_GIVEN REQUEST:_ Locate every line that holds the string "Time" and copy it.

*** DATASET ENTRIES ***

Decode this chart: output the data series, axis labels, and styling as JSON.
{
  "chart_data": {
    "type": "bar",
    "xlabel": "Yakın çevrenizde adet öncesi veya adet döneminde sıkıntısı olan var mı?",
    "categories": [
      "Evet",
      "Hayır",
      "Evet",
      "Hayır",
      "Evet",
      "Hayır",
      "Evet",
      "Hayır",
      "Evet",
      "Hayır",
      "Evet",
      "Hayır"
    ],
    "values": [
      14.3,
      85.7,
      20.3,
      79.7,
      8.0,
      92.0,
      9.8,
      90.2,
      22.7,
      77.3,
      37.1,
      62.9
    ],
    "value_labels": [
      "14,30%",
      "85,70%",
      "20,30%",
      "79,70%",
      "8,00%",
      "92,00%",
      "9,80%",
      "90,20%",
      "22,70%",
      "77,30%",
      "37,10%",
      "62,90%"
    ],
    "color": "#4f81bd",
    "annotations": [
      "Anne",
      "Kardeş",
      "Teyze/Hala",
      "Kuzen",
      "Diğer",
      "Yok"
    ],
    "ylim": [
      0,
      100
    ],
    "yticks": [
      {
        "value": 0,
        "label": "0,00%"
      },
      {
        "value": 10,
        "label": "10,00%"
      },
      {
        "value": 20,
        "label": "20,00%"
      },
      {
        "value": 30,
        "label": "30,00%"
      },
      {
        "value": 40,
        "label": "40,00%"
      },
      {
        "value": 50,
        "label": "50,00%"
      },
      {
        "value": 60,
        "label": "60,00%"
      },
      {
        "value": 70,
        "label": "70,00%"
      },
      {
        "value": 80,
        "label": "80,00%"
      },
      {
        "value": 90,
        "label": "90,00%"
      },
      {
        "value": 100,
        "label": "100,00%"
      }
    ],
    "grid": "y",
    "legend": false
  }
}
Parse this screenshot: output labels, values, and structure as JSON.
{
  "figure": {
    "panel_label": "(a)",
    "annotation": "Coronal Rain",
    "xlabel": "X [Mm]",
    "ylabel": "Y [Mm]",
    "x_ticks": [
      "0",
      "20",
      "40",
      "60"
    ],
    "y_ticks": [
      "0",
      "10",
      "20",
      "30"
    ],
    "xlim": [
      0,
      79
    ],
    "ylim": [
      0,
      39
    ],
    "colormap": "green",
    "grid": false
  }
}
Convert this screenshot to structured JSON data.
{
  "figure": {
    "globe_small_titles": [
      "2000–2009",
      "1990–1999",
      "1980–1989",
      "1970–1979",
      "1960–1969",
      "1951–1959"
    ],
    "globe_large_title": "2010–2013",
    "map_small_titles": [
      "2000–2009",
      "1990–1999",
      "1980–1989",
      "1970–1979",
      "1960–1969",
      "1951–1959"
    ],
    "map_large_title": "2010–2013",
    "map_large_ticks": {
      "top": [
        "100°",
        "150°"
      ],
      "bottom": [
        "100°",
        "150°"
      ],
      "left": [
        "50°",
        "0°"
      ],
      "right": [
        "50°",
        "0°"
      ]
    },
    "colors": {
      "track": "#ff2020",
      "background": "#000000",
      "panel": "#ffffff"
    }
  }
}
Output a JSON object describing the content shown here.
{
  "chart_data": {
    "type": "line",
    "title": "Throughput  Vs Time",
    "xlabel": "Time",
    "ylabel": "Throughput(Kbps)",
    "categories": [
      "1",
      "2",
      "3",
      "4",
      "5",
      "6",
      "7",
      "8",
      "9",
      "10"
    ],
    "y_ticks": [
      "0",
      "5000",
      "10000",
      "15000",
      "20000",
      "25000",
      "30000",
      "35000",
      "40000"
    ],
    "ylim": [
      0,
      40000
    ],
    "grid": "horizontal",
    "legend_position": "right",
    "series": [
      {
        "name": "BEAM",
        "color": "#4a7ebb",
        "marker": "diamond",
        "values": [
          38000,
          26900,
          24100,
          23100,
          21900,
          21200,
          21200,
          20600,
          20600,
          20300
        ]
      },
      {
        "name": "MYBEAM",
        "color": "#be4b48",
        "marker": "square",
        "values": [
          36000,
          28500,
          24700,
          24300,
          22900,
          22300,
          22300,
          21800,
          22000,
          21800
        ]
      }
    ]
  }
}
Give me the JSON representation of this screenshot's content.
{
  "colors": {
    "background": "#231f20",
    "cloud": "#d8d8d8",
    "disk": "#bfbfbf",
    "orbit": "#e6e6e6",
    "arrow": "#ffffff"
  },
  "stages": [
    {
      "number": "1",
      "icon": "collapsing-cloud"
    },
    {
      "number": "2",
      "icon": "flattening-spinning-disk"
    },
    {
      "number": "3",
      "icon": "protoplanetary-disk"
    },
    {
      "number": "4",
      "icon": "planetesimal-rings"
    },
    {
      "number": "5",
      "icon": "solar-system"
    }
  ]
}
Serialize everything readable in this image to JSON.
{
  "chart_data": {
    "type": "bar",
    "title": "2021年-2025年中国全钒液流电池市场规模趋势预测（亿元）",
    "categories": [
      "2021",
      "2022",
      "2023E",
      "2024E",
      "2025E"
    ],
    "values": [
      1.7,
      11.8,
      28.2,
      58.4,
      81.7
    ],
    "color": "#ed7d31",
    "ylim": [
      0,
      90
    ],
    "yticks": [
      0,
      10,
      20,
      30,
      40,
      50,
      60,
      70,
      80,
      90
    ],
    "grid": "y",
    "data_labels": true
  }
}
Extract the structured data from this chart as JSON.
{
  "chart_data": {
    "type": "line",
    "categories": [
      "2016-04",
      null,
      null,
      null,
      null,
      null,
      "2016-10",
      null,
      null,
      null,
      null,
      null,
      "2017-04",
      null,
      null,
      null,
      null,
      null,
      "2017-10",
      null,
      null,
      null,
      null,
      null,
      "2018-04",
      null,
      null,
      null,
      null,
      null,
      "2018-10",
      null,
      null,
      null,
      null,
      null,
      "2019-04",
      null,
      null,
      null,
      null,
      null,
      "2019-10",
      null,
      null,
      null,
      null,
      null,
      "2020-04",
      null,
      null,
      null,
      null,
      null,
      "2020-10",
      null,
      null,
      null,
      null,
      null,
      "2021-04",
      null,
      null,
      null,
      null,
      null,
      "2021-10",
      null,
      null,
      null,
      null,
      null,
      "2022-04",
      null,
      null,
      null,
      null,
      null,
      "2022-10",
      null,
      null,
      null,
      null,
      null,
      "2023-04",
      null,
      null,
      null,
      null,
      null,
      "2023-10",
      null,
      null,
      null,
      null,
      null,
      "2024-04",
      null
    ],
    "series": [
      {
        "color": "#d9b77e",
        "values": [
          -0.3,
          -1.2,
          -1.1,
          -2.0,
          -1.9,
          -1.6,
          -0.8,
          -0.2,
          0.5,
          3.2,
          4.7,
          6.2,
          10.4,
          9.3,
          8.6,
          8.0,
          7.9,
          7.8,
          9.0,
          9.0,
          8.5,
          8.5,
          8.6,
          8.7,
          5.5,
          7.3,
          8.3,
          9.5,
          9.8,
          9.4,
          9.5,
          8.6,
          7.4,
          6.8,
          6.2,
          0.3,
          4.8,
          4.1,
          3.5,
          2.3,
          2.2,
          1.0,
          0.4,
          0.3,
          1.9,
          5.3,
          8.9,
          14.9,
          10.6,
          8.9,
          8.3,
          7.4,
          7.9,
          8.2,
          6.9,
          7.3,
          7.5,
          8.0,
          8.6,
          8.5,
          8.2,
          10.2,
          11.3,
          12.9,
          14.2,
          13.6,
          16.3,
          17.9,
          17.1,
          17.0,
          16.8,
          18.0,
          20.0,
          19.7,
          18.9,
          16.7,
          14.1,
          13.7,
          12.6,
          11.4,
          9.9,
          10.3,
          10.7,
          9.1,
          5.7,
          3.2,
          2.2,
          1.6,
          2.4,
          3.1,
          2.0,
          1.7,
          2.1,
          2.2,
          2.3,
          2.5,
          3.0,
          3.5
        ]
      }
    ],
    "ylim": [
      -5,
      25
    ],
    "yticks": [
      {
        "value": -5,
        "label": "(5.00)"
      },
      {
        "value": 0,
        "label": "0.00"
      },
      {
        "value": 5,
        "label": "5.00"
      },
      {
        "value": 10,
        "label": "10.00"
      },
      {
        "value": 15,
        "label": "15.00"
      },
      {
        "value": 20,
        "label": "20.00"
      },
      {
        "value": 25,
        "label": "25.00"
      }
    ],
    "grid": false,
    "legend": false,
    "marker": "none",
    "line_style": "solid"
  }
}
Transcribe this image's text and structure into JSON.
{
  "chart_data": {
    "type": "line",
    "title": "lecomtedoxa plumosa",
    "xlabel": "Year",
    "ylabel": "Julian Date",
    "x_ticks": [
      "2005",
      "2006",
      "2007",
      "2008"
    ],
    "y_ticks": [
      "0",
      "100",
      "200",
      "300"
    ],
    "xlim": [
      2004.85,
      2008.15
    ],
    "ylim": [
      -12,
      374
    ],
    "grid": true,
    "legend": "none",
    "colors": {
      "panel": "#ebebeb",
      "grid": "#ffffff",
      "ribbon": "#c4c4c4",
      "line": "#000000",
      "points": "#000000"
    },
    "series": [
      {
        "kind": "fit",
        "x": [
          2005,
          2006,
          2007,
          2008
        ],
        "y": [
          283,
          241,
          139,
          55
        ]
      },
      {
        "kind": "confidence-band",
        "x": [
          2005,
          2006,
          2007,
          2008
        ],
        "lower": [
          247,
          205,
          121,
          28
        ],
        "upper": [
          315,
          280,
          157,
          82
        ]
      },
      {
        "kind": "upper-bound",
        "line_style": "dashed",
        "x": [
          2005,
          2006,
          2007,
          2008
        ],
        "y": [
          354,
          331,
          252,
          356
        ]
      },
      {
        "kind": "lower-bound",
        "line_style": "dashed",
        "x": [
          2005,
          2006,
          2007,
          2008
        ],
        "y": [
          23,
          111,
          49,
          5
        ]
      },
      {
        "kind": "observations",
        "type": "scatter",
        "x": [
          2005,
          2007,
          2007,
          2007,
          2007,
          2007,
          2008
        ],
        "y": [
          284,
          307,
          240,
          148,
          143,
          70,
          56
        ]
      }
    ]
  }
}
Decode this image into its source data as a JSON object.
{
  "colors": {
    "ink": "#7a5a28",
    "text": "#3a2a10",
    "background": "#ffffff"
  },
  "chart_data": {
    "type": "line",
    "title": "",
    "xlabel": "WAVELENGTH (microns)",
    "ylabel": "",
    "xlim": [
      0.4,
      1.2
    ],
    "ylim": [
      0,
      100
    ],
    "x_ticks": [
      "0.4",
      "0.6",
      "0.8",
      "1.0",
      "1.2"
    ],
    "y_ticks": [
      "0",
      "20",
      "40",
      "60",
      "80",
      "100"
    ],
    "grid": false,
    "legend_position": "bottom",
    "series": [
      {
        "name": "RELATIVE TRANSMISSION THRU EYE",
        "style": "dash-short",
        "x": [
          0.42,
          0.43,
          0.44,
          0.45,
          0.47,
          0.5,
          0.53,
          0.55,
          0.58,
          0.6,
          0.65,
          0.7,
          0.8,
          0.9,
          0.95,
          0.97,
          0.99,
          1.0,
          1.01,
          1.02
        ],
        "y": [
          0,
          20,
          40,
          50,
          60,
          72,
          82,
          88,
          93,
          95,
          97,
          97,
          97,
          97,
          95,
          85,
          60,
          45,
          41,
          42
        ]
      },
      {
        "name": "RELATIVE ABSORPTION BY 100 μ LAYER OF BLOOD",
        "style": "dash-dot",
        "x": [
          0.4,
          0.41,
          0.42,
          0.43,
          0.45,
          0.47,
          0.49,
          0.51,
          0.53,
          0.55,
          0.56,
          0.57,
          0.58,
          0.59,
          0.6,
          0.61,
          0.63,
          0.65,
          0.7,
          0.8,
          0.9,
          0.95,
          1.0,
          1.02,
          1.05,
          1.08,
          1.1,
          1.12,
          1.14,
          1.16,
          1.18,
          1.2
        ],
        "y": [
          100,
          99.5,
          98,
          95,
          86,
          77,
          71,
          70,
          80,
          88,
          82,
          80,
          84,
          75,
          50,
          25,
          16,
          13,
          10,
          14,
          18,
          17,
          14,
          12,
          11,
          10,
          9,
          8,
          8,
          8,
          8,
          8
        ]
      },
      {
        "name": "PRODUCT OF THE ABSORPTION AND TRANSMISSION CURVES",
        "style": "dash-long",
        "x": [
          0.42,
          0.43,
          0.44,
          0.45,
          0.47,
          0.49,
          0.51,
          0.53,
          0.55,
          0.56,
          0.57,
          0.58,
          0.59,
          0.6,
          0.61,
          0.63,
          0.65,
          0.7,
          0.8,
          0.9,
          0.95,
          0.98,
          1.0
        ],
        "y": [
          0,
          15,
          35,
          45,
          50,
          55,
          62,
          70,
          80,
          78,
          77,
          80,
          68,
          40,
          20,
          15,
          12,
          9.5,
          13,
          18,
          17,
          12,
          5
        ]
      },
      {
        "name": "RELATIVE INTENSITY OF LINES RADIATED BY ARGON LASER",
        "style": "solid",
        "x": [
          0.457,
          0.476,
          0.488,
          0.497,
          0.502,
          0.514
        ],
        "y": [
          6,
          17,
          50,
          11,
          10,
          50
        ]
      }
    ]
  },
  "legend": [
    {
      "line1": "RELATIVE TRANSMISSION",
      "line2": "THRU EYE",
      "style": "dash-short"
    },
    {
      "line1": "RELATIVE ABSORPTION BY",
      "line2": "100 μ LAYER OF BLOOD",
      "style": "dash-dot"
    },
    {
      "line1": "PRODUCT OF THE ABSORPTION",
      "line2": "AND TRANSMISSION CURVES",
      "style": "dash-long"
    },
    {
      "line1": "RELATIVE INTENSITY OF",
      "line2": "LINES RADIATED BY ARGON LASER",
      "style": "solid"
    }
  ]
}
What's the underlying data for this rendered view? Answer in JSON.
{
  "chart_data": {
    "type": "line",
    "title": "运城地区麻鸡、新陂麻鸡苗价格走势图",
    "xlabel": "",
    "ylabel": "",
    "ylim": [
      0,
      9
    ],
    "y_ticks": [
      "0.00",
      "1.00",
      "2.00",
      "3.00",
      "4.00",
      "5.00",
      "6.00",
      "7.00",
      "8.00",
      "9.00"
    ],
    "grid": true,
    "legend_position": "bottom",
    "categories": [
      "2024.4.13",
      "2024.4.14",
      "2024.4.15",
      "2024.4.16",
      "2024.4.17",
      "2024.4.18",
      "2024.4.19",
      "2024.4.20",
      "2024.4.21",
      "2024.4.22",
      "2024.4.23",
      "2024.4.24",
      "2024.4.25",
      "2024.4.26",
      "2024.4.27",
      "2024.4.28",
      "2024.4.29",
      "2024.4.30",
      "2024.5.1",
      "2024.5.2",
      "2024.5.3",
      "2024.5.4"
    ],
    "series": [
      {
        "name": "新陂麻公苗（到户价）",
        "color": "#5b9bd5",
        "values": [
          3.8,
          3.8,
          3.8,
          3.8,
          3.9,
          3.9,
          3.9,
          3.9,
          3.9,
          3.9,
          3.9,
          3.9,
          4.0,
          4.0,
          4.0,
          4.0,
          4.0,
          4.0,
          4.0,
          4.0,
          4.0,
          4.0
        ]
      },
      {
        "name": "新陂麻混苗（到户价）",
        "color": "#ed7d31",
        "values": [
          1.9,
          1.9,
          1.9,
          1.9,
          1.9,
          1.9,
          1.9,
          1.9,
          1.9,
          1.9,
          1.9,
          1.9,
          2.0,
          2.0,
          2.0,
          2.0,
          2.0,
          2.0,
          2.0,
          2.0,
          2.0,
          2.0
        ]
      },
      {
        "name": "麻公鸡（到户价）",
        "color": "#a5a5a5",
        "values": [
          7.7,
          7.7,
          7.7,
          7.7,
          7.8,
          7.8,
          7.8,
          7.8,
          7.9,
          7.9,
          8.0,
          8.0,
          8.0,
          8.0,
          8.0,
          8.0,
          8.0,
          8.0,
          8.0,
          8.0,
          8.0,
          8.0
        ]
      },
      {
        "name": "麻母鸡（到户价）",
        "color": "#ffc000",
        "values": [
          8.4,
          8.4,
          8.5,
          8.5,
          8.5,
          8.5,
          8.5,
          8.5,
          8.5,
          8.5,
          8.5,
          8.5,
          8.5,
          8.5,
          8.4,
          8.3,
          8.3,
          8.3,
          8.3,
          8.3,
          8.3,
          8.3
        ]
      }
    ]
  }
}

***

_EXPECTED ANSWER:_
    "title": "Throughput  Vs Time",
    "xlabel": "Time",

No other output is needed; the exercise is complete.